■ **WHAT TO PRODUCE**: Each line below should be retyped exactly, with no pictures.

■ **RECORDED INFORMATION**:
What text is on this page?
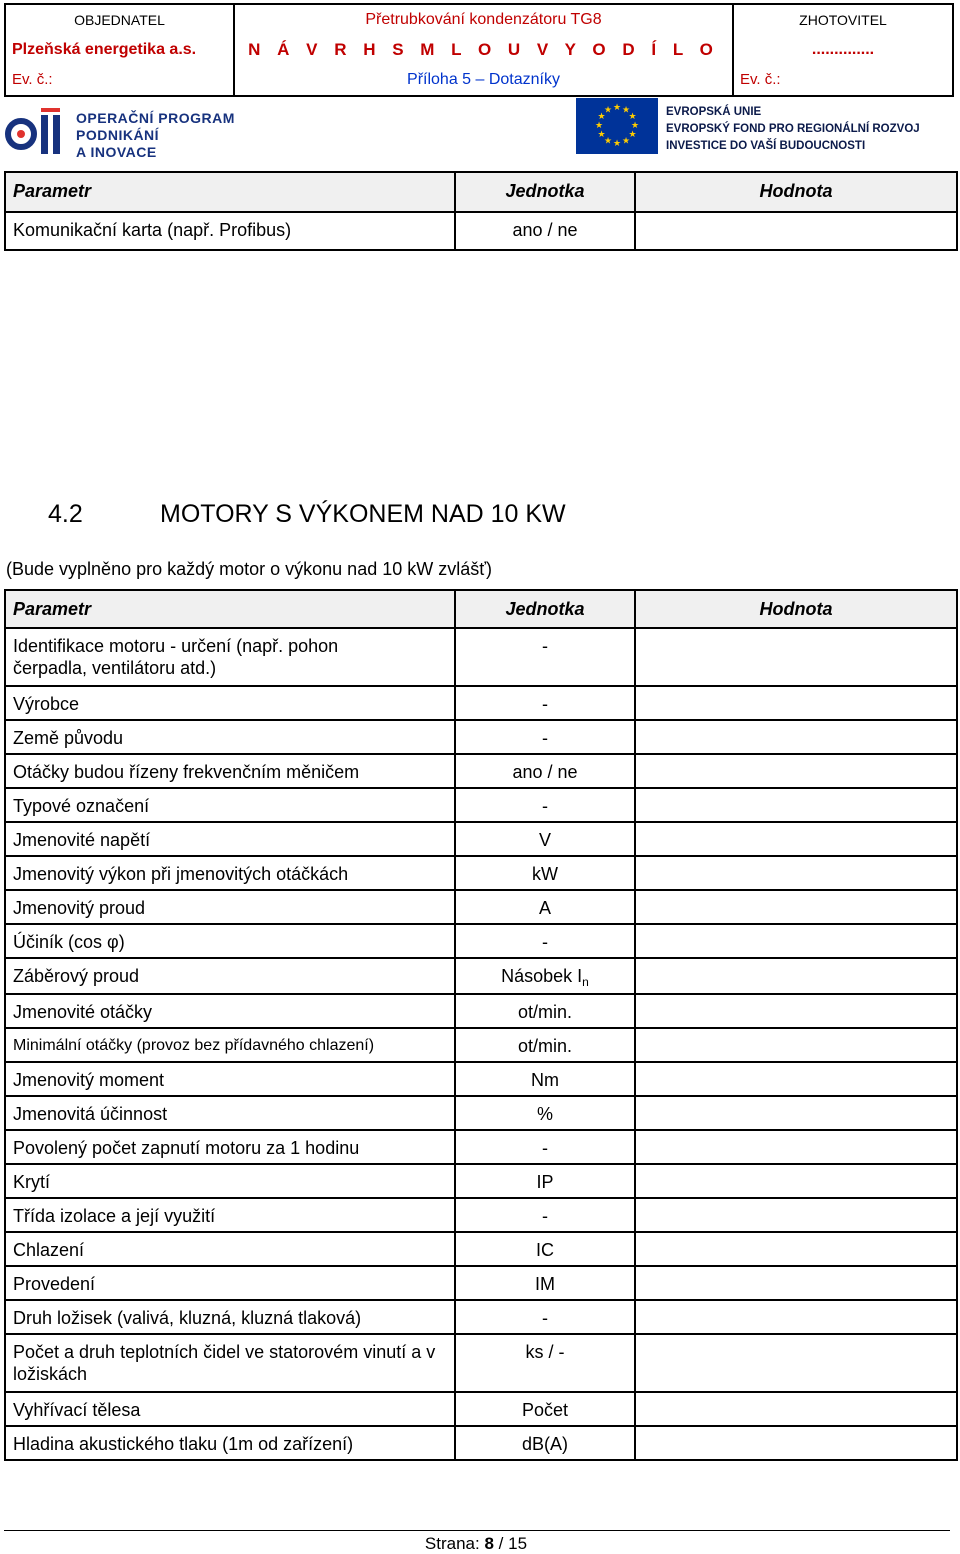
OBJEDNATEL
Plzeňská energetika a.s.
Ev. č.:

Přetrubkování kondenzátoru TG8
N Á V R H S M L O U V Y O D Í L O
Příloha 5 – Dotazníky

ZHOTOVITEL
..............
Ev. č.:
OPERAČNÍ PROGRAM
PODNIKÁNÍ
A INOVACE
★ ★
★
★
★
★
★
★
★
★
★
★	EVROPSKÁ UNIE
EVROPSKÝ FOND PRO REGIONÁLNÍ ROZVOJ
INVESTICE DO VAŠÍ BUDOUCNOSTI
Parametr	Jednotka	Hodnota
Komunikační karta (např. Profibus)	ano / ne	
4.2	MOTORY S VÝKONEM NAD 10 KW
(Bude vyplněno pro každý motor o výkonu nad 10 kW zvlášť)
Parametr	Jednotka	Hodnota
Identifikace motoru - určení (např. pohon čerpadla, ventilátoru atd.)	-	
Výrobce	-	
Země původu	-	
Otáčky budou řízeny frekvenčním měničem	ano / ne	
Typové označení	-	
Jmenovité napětí	V	
Jmenovitý výkon při jmenovitých otáčkách	kW	
Jmenovitý proud	A	
Účiník (cos φ)	-	
Záběrový proud	Násobek $I_n$	
Jmenovité otáčky	ot/min.	
Minimální otáčky (provoz bez přídavného chlazení)	ot/min.	
Jmenovitý moment	Nm	
Jmenovitá účinnost	%	
Povolený počet zapnutí motoru za 1 hodinu	-	
Krytí	IP	
Třída izolace a její využití	-	
Chlazení	IC	
Provedení	IM	
Druh ložisek (valivá, kluzná, kluzná tlaková)	-	
Počet a druh teplotních čidel ve statorovém vinutí a v ložiskách	ks / -	
Vyhřívací tělesa	Počet	
Hladina akustického tlaku (1m od zařízení)	dB(A)	
Strana: 8 / 15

■ **TASK OUTPUT**:
What text is on this page?
OBJEDNATEL
Plzeňská energetika a.s.
Ev. č.:

Přetrubkování kondenzátoru TG8
N Á V R H S M L O U V Y O D Í L O
Příloha 5 – Dotazníky

ZHOTOVITEL
..............
Ev. č.:
OPERAČNÍ PROGRAM
PODNIKÁNÍ
A INOVACE
★ ★
★
★
★
★
★
★
★
★
★
★	EVROPSKÁ UNIE
EVROPSKÝ FOND PRO REGIONÁLNÍ ROZVOJ
INVESTICE DO VAŠÍ BUDOUCNOSTI
Parametr	Jednotka	Hodnota
Komunikační karta (např. Profibus)	ano / ne	
4.2	MOTORY S VÝKONEM NAD 10 KW
(Bude vyplněno pro každý motor o výkonu nad 10 kW zvlášť)
Parametr	Jednotka	Hodnota
Identifikace motoru - určení (např. pohon čerpadla, ventilátoru atd.)	-	
Výrobce	-	
Země původu	-	
Otáčky budou řízeny frekvenčním měničem	ano / ne	
Typové označení	-	
Jmenovité napětí	V	
Jmenovitý výkon při jmenovitých otáčkách	kW	
Jmenovitý proud	A	
Účiník (cos φ)	-	
Záběrový proud	Násobek $I_n$	
Jmenovité otáčky	ot/min.	
Minimální otáčky (provoz bez přídavného chlazení)	ot/min.	
Jmenovitý moment	Nm	
Jmenovitá účinnost	%	
Povolený počet zapnutí motoru za 1 hodinu	-	
Krytí	IP	
Třída izolace a její využití	-	
Chlazení	IC	
Provedení	IM	
Druh ložisek (valivá, kluzná, kluzná tlaková)	-	
Počet a druh teplotních čidel ve statorovém vinutí a v ložiskách	ks / -	
Vyhřívací tělesa	Počet	
Hladina akustického tlaku (1m od zařízení)	dB(A)	
Strana: 8 / 15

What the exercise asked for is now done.